◆ WHAT YOU NEED TO DO ◆
Determine the number of lines containing the word "secundária", and state that figure alone.

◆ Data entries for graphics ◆
:::
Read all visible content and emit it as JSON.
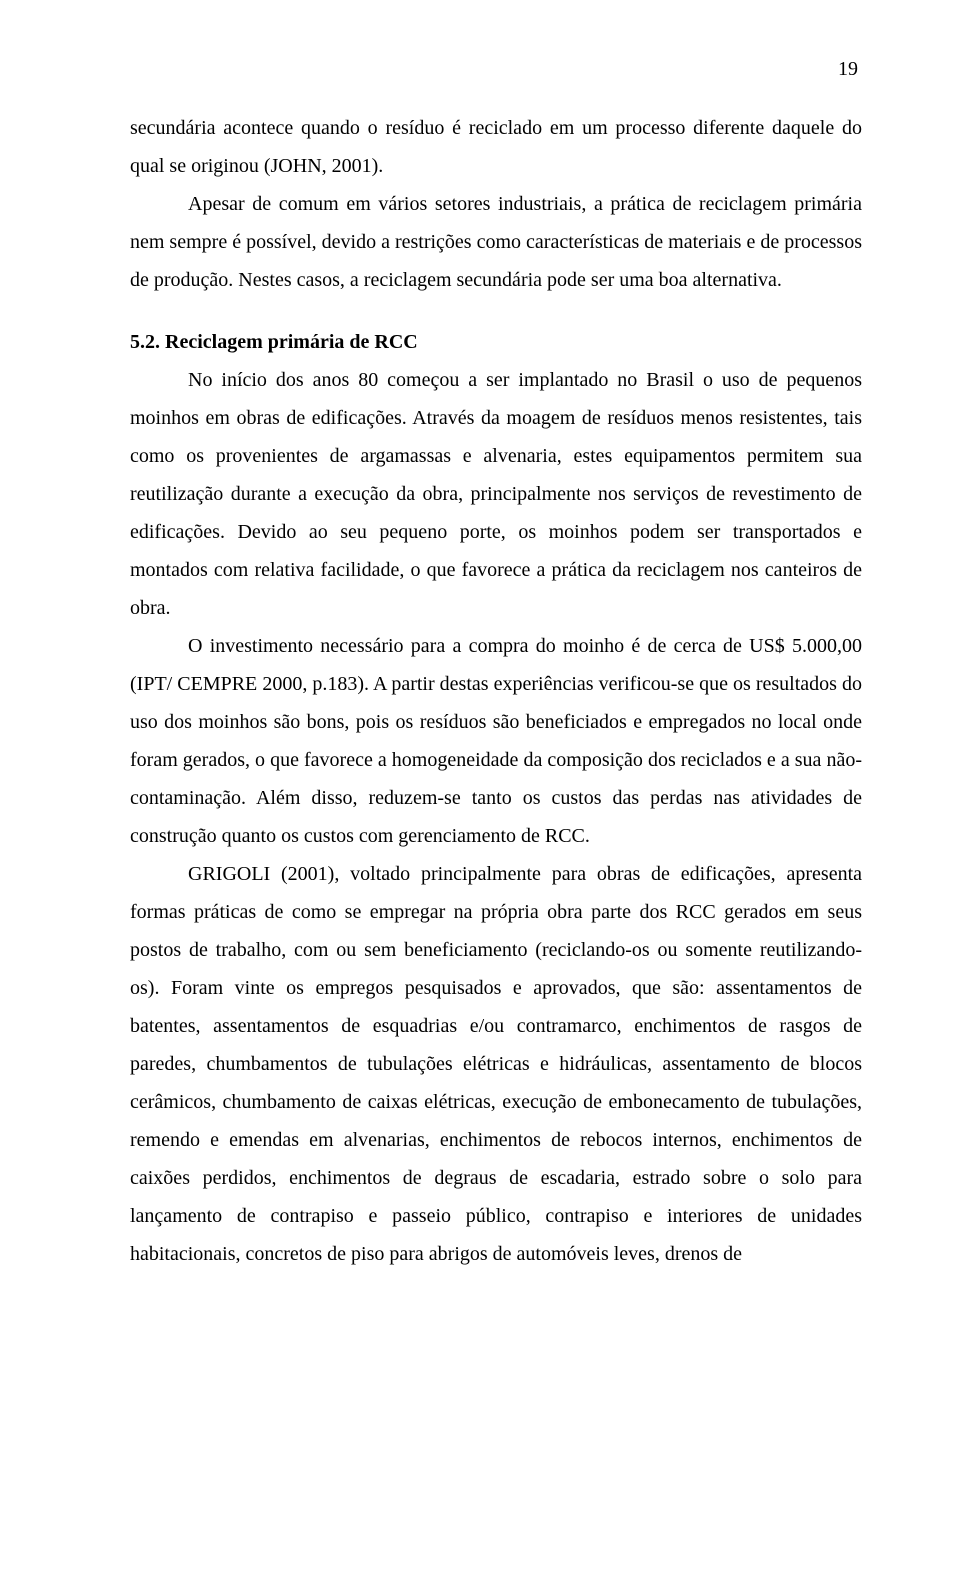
{
  "page_number": "19",
  "p1": "secundária acontece quando o resíduo é reciclado em um processo diferente daquele do qual se originou (JOHN, 2001).",
  "p2": "Apesar de comum em vários setores industriais, a prática de reciclagem primária nem sempre é possível, devido a restrições como características de materiais e de processos de produção.  Nestes casos, a reciclagem secundária pode ser uma boa alternativa.",
  "heading": "5.2. Reciclagem primária de RCC",
  "p3": "No início dos anos 80 começou a ser implantado no Brasil o uso de pequenos moinhos em obras de edificações. Através da moagem de resíduos menos resistentes, tais como os provenientes de argamassas e alvenaria, estes equipamentos permitem sua reutilização durante a execução da obra, principalmente nos serviços de revestimento de edificações. Devido ao seu pequeno porte, os moinhos podem ser transportados e montados com relativa facilidade, o que favorece a prática da reciclagem nos canteiros de obra.",
  "p4": "O investimento necessário para a compra do moinho é de cerca de US$ 5.000,00 (IPT/ CEMPRE 2000, p.183). A partir destas experiências verificou-se que os resultados do uso dos moinhos são bons, pois os resíduos são beneficiados e empregados no local onde foram gerados, o que favorece a homogeneidade da composição dos reciclados e a sua não-contaminação. Além disso, reduzem-se tanto os custos das perdas nas atividades de construção quanto os custos com gerenciamento de RCC.",
  "p5": "GRIGOLI (2001), voltado principalmente para obras de edificações, apresenta formas práticas de como se empregar na própria obra parte dos RCC gerados em seus postos de trabalho, com ou sem beneficiamento (reciclando-os ou somente reutilizando-os).  Foram vinte os empregos pesquisados e aprovados, que são: assentamentos de batentes, assentamentos de esquadrias e/ou contramarco, enchimentos de rasgos de paredes, chumbamentos de tubulações elétricas e hidráulicas, assentamento de blocos cerâmicos, chumbamento de caixas elétricas, execução de embonecamento de tubulações, remendo e emendas em alvenarias, enchimentos de rebocos internos, enchimentos de caixões perdidos, enchimentos de degraus de escadaria, estrado sobre o solo para lançamento de contrapiso e passeio público, contrapiso e interiores de unidades habitacionais, concretos de piso para abrigos de automóveis leves, drenos de"
}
:::
◆ OUTPUT OF THE EXERCISE ◆
2